── Data for processing ──

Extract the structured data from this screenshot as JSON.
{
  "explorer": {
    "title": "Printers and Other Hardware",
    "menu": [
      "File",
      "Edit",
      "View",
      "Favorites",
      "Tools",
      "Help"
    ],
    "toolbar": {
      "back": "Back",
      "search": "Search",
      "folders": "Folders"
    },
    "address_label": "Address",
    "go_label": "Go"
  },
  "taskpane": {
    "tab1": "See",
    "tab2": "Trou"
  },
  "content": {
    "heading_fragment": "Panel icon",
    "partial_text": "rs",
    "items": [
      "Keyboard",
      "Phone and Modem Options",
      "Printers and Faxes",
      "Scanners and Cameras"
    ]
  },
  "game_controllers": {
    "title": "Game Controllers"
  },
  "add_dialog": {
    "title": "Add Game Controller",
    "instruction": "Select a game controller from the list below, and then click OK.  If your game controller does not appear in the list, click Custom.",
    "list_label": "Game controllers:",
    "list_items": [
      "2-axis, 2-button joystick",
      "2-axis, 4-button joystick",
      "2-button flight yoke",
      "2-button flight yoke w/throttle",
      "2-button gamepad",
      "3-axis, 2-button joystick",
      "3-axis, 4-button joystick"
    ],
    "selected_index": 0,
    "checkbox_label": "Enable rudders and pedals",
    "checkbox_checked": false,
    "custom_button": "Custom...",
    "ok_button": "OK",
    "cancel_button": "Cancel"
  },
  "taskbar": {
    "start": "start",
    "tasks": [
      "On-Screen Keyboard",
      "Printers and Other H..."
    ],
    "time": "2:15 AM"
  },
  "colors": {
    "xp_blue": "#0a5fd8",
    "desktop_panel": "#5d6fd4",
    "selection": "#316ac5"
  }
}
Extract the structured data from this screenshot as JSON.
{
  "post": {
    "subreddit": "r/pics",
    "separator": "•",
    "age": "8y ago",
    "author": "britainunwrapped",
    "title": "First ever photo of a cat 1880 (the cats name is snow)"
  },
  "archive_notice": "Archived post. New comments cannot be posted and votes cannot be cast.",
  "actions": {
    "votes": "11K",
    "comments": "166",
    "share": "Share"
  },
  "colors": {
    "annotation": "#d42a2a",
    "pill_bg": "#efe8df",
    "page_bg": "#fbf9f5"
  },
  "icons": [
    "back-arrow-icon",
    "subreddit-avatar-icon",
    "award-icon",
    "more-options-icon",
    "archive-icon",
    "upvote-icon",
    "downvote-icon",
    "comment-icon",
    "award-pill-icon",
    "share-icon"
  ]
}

───

- Your goal:
Show, from the material above, each line that includes the string "votes".

- Worked answer:
  "archive_notice": "Archived post. New comments cannot be posted and votes cannot be cast.",
    "votes": "11K",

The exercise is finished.